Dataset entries
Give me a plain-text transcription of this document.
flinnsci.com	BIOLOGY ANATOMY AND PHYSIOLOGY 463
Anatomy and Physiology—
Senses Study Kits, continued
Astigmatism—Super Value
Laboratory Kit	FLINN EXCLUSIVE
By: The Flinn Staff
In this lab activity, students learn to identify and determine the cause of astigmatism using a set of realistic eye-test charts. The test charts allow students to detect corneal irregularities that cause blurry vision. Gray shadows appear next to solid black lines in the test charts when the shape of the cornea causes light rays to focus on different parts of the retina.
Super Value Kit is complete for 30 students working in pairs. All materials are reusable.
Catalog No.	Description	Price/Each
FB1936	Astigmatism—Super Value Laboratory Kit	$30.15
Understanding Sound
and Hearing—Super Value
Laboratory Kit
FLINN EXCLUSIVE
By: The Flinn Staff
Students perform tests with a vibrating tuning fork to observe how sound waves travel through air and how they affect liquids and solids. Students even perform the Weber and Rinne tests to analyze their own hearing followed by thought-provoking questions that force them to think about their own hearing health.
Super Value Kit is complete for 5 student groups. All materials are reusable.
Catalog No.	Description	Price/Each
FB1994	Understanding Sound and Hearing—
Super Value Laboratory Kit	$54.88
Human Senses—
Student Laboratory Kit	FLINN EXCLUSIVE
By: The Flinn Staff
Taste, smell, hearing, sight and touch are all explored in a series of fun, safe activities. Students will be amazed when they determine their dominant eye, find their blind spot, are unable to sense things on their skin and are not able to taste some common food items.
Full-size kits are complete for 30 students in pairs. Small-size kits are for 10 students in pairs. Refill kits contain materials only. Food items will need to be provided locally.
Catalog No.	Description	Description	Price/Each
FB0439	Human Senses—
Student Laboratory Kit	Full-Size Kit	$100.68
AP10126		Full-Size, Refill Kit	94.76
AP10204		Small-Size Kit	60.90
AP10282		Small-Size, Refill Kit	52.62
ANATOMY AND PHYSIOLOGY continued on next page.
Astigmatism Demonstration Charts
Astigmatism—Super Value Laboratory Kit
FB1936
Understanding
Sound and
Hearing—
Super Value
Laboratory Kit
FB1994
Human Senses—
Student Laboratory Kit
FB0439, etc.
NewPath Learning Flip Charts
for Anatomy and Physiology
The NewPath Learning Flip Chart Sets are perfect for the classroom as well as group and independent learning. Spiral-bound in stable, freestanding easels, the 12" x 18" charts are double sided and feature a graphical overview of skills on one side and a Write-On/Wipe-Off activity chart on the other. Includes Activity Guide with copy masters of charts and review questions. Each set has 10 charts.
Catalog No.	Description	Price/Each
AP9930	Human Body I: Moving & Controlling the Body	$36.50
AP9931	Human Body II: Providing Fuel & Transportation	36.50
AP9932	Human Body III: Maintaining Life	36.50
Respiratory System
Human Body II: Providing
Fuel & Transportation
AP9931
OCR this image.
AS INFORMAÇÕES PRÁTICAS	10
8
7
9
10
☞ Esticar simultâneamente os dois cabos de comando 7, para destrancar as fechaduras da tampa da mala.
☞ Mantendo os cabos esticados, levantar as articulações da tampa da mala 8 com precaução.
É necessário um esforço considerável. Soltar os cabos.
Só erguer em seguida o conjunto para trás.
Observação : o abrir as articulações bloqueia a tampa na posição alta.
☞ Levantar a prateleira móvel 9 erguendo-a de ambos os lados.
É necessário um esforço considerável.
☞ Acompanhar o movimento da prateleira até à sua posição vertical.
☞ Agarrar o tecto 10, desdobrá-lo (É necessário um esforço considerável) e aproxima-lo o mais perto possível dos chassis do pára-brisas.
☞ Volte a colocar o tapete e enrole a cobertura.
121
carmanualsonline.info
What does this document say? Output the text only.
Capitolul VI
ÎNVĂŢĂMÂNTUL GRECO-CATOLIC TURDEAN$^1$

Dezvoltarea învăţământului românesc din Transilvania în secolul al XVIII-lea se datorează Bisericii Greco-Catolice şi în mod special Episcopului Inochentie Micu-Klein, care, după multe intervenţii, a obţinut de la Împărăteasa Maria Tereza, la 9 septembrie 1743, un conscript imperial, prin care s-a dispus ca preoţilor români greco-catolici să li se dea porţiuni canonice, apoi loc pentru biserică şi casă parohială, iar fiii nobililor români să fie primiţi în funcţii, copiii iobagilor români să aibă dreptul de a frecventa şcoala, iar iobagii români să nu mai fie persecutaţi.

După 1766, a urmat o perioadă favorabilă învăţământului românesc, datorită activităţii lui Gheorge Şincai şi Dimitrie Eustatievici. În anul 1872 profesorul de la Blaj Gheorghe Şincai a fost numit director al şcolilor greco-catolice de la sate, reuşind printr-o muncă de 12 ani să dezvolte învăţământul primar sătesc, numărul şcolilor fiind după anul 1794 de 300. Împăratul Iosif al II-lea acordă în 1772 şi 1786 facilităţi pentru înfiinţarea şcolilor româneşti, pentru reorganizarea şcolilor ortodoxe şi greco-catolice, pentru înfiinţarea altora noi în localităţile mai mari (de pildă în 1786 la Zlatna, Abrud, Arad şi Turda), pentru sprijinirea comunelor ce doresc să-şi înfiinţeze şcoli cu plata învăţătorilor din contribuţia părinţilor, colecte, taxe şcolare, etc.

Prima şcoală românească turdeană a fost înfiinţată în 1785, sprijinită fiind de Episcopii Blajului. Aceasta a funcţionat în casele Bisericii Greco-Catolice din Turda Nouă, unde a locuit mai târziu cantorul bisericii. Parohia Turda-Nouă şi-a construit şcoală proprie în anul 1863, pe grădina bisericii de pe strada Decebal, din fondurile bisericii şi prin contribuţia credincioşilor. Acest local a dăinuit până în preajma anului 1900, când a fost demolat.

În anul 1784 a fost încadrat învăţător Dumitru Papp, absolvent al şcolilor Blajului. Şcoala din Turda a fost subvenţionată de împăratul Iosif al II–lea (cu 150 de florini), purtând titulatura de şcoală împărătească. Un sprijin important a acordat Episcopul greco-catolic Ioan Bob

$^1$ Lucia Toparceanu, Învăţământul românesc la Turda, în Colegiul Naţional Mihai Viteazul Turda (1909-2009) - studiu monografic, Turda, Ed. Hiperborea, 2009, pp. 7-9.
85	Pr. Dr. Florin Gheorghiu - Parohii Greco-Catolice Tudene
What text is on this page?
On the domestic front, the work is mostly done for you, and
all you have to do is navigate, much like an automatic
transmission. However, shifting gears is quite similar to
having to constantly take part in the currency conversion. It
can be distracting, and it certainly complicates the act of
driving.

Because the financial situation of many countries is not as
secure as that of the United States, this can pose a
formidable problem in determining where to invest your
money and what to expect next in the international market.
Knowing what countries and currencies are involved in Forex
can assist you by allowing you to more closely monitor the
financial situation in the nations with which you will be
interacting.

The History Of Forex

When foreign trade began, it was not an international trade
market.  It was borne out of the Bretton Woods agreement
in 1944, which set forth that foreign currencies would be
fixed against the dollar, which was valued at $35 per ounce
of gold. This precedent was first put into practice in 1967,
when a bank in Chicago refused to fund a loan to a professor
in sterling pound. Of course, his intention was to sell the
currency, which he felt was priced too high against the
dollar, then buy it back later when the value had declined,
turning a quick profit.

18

▶ **TASK INSTRUCTIONS**: Pick out every line above that contains the word "Transportation" and copy it.

▶ **RESPONSE**:
AP9931	Human Body II: Providing Fuel & Transportation	36.50
Fuel & Transportation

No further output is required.